* WRITTEN REQUEST *
Locate the lines of the listing below that hold "into", then copy each of them.

>> Begin INPUT

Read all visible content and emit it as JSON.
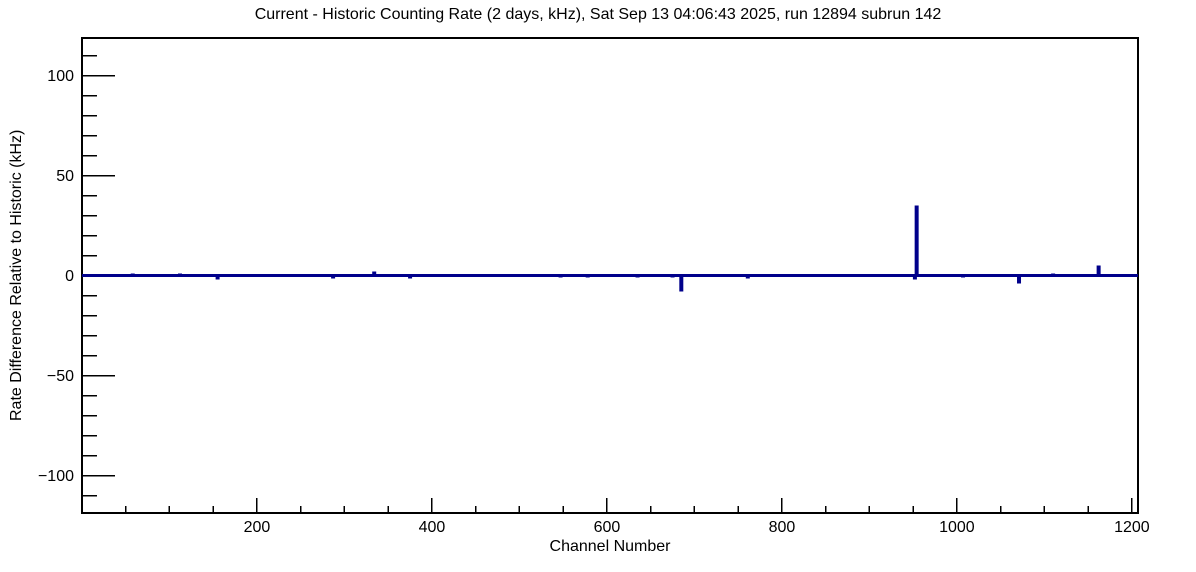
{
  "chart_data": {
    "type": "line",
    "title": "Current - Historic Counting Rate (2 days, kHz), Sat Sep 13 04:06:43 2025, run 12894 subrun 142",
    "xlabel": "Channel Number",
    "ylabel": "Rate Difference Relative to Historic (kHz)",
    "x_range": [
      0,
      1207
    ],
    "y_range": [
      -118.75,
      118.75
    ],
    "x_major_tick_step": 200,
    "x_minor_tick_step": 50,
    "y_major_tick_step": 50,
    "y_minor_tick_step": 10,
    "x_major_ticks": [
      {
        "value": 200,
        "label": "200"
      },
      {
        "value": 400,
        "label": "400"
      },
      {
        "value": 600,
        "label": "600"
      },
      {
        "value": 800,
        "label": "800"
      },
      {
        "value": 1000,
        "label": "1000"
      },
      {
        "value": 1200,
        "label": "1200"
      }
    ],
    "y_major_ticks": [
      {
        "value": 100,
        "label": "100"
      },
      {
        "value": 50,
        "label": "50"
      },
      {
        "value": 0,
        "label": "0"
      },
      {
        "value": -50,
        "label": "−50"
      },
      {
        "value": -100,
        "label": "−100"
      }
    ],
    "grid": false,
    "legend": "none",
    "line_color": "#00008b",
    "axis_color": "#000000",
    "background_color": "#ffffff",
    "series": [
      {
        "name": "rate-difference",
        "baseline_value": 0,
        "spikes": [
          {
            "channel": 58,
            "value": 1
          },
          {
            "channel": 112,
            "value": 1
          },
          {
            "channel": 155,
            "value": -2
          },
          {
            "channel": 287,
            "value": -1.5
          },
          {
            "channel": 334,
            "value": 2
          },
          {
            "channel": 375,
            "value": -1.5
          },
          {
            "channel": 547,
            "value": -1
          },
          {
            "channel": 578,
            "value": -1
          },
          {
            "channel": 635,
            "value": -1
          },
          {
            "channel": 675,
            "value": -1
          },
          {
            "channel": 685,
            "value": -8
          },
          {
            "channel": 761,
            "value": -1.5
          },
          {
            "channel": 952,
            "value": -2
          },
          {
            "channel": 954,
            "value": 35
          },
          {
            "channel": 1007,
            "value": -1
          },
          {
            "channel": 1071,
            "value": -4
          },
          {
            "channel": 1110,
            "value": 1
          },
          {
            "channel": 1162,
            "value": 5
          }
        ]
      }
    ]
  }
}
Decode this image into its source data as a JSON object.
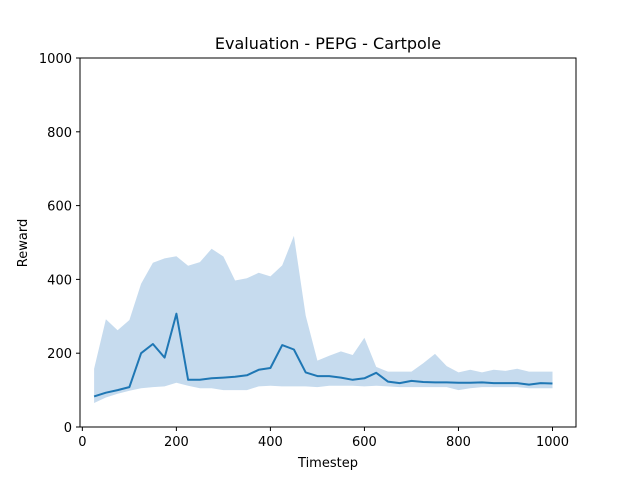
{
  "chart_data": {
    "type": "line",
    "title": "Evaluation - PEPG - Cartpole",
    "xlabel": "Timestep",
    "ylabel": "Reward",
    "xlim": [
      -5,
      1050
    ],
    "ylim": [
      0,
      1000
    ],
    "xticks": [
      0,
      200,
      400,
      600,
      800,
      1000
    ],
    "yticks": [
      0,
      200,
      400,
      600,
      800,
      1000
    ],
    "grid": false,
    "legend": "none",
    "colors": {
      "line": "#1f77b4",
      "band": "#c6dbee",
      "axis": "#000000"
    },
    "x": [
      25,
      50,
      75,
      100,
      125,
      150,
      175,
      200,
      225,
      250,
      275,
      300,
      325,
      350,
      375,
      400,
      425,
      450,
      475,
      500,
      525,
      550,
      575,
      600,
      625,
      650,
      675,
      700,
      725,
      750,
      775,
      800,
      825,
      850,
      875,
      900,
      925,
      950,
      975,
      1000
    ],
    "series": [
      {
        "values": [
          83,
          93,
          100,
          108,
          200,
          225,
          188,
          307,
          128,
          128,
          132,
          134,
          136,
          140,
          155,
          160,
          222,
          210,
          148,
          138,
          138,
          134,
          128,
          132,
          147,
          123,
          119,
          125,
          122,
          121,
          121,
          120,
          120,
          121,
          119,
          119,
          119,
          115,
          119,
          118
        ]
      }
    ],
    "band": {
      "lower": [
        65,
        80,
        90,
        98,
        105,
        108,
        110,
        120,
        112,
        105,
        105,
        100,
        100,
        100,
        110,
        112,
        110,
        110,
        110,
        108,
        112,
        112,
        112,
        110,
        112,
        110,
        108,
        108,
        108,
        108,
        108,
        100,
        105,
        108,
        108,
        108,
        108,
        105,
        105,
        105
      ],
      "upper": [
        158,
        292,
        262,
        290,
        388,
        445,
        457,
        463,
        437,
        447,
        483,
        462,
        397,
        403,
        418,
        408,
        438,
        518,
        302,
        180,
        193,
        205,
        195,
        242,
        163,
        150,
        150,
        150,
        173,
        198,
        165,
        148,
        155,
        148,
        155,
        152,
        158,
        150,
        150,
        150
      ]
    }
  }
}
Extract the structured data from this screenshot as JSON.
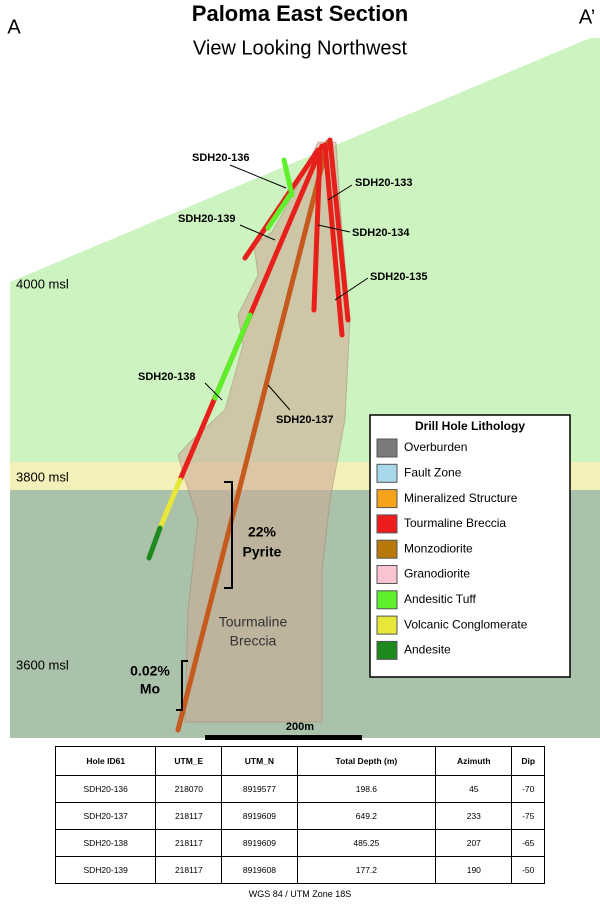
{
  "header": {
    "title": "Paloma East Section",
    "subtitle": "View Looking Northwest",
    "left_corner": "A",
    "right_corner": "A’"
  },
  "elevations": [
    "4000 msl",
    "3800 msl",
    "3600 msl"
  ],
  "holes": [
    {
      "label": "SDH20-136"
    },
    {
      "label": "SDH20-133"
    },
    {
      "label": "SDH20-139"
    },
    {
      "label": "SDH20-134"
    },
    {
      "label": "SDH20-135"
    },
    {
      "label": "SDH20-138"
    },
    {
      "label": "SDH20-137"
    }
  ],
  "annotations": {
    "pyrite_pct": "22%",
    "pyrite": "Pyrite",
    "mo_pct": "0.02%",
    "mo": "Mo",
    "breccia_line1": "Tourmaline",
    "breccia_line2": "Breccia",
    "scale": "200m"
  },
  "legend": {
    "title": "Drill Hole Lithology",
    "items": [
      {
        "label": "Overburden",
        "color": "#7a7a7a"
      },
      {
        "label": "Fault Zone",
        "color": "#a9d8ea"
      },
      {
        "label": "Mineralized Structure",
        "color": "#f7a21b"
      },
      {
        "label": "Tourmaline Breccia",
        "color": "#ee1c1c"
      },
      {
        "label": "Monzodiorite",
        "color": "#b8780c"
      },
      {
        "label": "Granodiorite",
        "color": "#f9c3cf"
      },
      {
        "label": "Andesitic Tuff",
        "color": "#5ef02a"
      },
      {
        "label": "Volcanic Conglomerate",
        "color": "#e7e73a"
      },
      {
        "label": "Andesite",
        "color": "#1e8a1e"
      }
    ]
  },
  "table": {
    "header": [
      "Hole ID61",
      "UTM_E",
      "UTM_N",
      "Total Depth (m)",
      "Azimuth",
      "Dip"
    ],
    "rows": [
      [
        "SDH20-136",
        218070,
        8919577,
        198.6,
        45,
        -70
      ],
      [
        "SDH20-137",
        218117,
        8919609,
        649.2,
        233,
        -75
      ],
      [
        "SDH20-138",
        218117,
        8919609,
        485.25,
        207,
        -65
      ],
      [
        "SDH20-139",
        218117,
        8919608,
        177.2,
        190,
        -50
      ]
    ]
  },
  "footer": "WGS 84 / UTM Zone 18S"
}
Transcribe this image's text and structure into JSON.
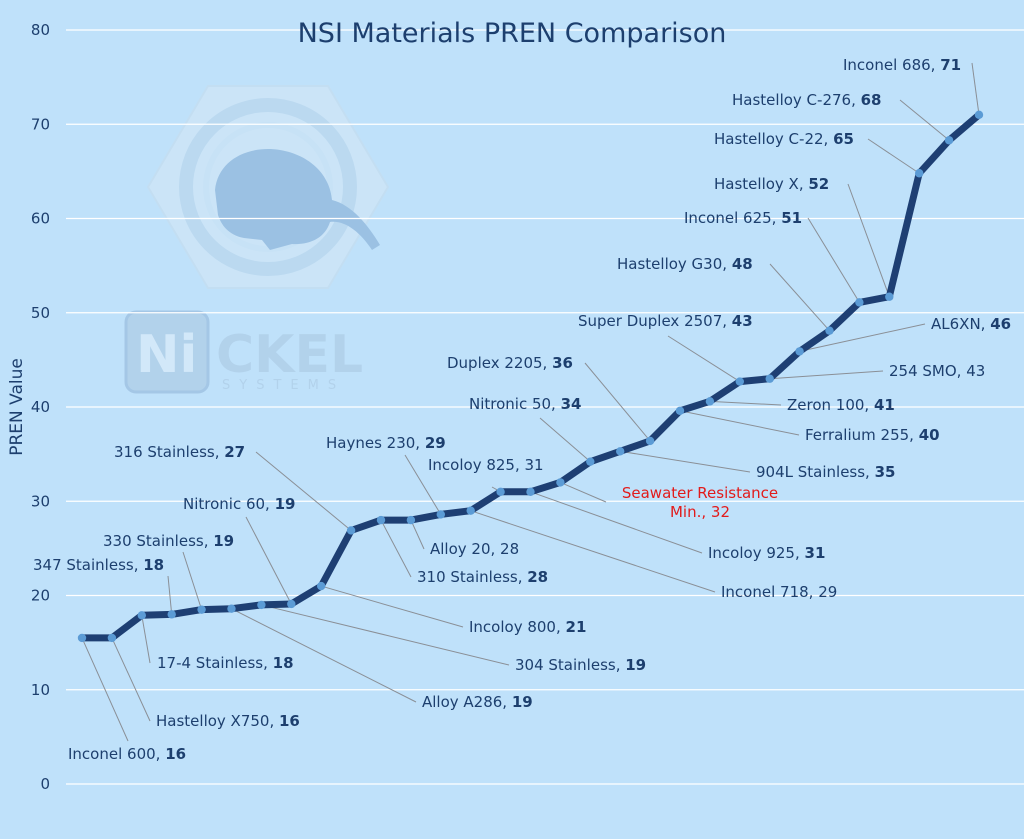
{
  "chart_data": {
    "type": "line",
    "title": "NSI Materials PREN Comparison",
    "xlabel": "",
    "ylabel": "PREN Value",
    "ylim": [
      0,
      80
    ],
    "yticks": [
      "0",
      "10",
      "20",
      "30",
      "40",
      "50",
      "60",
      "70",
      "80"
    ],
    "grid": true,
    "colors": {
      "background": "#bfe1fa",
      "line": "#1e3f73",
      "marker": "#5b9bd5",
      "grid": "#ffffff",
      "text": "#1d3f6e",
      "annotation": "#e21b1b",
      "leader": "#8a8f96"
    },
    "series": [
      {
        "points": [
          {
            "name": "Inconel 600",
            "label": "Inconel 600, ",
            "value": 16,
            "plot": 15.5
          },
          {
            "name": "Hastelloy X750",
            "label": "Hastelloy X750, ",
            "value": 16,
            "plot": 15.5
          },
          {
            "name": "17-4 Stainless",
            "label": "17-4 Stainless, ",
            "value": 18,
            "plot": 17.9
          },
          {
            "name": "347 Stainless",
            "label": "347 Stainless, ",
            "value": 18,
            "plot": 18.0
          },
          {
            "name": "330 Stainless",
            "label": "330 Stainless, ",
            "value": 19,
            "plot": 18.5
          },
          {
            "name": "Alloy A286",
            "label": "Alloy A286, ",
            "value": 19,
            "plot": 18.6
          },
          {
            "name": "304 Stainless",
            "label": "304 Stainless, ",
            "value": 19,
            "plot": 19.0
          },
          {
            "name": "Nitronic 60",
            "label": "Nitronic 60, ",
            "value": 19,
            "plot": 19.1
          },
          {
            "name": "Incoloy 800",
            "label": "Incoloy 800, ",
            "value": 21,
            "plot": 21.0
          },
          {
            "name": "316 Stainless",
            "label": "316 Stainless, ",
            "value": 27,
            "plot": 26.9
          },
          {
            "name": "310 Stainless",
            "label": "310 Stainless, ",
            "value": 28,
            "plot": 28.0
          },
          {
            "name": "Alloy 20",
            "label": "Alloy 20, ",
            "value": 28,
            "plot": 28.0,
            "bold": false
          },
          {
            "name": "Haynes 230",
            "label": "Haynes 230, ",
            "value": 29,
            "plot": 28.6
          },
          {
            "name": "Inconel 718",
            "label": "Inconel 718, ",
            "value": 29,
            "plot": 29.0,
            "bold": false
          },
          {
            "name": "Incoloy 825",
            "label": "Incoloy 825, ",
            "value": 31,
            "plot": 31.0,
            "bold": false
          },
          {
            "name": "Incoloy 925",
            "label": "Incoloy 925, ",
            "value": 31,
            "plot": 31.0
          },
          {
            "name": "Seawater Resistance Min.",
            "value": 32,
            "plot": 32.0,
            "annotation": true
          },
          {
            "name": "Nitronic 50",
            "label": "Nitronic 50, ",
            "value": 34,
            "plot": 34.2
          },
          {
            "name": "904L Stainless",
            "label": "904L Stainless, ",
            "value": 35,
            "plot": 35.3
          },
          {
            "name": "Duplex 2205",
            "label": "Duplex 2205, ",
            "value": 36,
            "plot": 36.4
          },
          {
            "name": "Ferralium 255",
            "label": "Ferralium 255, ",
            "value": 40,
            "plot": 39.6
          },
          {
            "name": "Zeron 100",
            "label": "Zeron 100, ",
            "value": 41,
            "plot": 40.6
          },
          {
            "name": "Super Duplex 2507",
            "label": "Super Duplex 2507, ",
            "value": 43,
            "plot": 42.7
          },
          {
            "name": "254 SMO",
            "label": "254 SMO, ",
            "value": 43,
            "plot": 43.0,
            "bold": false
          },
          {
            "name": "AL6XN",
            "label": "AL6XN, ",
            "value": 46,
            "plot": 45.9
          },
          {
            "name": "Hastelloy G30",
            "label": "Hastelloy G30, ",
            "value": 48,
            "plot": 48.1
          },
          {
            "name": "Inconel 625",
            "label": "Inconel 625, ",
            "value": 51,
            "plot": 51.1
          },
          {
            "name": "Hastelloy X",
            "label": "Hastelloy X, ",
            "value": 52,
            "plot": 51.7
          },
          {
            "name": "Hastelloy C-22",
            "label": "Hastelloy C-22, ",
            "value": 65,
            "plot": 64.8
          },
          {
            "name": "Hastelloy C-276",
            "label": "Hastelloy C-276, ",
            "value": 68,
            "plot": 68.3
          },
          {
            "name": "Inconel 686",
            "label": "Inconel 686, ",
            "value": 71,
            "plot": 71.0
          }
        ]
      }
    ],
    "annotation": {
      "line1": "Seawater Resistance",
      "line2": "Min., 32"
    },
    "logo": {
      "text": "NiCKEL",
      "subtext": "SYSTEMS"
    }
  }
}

>> End INPUT

* RESULT OF THIS TASK *
Decode this image into its source data as a JSON object.
Transcribe this image's text and structure into JSON.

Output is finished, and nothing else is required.